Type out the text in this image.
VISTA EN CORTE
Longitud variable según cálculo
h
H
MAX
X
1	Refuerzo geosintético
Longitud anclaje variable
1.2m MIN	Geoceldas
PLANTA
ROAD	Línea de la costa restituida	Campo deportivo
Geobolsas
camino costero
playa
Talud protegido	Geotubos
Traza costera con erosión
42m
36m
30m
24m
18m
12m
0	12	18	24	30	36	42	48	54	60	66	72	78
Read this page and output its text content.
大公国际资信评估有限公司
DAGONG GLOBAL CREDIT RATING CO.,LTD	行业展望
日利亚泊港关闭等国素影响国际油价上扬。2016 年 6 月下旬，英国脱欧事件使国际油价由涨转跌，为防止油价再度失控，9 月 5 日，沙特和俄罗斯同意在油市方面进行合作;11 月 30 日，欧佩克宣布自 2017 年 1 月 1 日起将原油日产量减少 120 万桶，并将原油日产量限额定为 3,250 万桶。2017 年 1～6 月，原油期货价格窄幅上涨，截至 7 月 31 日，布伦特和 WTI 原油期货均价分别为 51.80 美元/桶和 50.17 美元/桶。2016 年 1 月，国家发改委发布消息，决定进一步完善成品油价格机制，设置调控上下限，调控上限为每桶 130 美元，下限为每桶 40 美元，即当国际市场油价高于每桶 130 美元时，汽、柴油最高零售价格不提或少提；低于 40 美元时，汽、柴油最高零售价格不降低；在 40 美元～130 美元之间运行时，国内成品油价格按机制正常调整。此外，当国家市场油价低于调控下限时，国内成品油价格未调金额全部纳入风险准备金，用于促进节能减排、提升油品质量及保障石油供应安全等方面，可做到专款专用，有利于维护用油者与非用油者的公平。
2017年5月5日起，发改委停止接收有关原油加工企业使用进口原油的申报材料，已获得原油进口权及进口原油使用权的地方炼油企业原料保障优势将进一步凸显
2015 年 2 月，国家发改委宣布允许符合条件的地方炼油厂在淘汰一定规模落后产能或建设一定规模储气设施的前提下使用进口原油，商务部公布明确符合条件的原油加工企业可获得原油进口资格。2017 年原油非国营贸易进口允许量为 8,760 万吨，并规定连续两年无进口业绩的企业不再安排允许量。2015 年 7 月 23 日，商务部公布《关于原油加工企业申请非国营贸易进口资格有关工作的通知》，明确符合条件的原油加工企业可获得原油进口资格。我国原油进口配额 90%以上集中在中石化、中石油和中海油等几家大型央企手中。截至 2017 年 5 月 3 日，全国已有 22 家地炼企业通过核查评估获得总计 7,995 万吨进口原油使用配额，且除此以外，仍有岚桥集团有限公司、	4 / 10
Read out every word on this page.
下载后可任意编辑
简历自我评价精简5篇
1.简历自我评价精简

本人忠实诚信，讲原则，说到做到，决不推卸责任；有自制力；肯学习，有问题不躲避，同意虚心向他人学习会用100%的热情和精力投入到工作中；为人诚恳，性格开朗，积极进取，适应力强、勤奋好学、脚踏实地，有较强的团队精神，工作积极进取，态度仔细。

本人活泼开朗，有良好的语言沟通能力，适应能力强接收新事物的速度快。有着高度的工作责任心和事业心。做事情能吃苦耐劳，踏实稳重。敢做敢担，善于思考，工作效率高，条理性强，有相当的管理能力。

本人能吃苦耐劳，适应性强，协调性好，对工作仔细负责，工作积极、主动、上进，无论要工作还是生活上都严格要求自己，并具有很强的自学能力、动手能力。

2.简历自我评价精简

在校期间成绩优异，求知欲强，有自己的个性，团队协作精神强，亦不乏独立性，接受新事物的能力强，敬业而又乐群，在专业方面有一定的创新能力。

▸ Short problem
Extract every line from the one containing "Read this page and output its text content." through the last line of the data, inclusive, exactly as written.

▸ Exercise answer
Read this page and output its text content.
大公国际资信评估有限公司
DAGONG GLOBAL CREDIT RATING CO.,LTD	行业展望
日利亚泊港关闭等国素影响国际油价上扬。2016 年 6 月下旬，英国脱欧事件使国际油价由涨转跌，为防止油价再度失控，9 月 5 日，沙特和俄罗斯同意在油市方面进行合作;11 月 30 日，欧佩克宣布自 2017 年 1 月 1 日起将原油日产量减少 120 万桶，并将原油日产量限额定为 3,250 万桶。2017 年 1～6 月，原油期货价格窄幅上涨，截至 7 月 31 日，布伦特和 WTI 原油期货均价分别为 51.80 美元/桶和 50.17 美元/桶。2016 年 1 月，国家发改委发布消息，决定进一步完善成品油价格机制，设置调控上下限，调控上限为每桶 130 美元，下限为每桶 40 美元，即当国际市场油价高于每桶 130 美元时，汽、柴油最高零售价格不提或少提；低于 40 美元时，汽、柴油最高零售价格不降低；在 40 美元～130 美元之间运行时，国内成品油价格按机制正常调整。此外，当国家市场油价低于调控下限时，国内成品油价格未调金额全部纳入风险准备金，用于促进节能减排、提升油品质量及保障石油供应安全等方面，可做到专款专用，有利于维护用油者与非用油者的公平。
2017年5月5日起，发改委停止接收有关原油加工企业使用进口原油的申报材料，已获得原油进口权及进口原油使用权的地方炼油企业原料保障优势将进一步凸显
2015 年 2 月，国家发改委宣布允许符合条件的地方炼油厂在淘汰一定规模落后产能或建设一定规模储气设施的前提下使用进口原油，商务部公布明确符合条件的原油加工企业可获得原油进口资格。2017 年原油非国营贸易进口允许量为 8,760 万吨，并规定连续两年无进口业绩的企业不再安排允许量。2015 年 7 月 23 日，商务部公布《关于原油加工企业申请非国营贸易进口资格有关工作的通知》，明确符合条件的原油加工企业可获得原油进口资格。我国原油进口配额 90%以上集中在中石化、中石油和中海油等几家大型央企手中。截至 2017 年 5 月 3 日，全国已有 22 家地炼企业通过核查评估获得总计 7,995 万吨进口原油使用配额，且除此以外，仍有岚桥集团有限公司、	4 / 10
Read out every word on this page.
下载后可任意编辑
简历自我评价精简5篇
1.简历自我评价精简

本人忠实诚信，讲原则，说到做到，决不推卸责任；有自制力；肯学习，有问题不躲避，同意虚心向他人学习会用100%的热情和精力投入到工作中；为人诚恳，性格开朗，积极进取，适应力强、勤奋好学、脚踏实地，有较强的团队精神，工作积极进取，态度仔细。

本人活泼开朗，有良好的语言沟通能力，适应能力强接收新事物的速度快。有着高度的工作责任心和事业心。做事情能吃苦耐劳，踏实稳重。敢做敢担，善于思考，工作效率高，条理性强，有相当的管理能力。

本人能吃苦耐劳，适应性强，协调性好，对工作仔细负责，工作积极、主动、上进，无论要工作还是生活上都严格要求自己，并具有很强的自学能力、动手能力。

2.简历自我评价精简

在校期间成绩优异，求知欲强，有自己的个性，团队协作精神强，亦不乏独立性，接受新事物的能力强，敬业而又乐群，在专业方面有一定的创新能力。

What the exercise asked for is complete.